[Records from a dataset]
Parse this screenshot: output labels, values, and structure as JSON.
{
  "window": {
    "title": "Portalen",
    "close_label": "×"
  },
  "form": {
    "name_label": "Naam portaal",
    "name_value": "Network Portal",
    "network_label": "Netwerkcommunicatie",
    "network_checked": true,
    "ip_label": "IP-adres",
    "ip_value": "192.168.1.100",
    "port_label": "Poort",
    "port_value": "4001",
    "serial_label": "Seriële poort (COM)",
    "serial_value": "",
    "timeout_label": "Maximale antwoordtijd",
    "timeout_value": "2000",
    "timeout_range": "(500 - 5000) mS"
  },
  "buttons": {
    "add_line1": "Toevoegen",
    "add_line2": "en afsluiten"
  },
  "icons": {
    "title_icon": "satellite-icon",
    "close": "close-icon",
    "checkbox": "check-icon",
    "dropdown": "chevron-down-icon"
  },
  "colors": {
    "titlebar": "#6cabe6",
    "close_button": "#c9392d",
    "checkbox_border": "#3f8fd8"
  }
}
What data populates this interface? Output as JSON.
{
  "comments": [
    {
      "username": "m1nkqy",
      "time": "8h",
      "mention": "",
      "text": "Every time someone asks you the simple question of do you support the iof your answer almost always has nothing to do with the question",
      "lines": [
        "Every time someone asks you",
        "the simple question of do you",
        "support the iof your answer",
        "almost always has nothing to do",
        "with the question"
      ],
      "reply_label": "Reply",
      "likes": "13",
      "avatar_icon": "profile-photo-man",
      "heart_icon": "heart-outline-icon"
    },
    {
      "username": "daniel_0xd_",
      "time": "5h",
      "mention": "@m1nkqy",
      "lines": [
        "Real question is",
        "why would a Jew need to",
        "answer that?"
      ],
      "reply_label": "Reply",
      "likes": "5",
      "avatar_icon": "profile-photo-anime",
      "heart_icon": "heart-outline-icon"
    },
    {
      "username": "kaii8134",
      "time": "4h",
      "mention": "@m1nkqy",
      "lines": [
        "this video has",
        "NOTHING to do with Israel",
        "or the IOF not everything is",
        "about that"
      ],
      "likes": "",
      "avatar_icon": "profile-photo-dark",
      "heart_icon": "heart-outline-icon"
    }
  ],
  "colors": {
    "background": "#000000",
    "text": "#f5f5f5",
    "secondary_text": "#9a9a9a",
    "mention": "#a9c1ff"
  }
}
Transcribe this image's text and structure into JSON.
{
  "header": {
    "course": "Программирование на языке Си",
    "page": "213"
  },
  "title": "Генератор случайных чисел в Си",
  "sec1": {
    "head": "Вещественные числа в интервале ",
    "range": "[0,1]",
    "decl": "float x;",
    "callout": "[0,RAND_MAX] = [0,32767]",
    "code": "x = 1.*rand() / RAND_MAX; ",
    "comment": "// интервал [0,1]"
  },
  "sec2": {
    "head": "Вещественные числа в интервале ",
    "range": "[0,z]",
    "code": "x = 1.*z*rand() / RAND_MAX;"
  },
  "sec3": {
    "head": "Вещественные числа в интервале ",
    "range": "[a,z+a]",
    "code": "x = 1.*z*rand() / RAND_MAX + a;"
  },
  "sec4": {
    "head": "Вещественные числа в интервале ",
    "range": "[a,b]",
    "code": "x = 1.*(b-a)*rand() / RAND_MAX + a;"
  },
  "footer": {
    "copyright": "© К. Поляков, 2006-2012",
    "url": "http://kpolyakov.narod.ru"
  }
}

§ **AIM OF THE TASK**
Search the entries for "with" and copy out each line that has it.

§ **ANSWER FOR THE TASK**
      "text": "Every time someone asks you the simple question of do you support the iof your answer almost always has nothing to do with the question",
        "with the question"
        "NOTHING to do with Israel",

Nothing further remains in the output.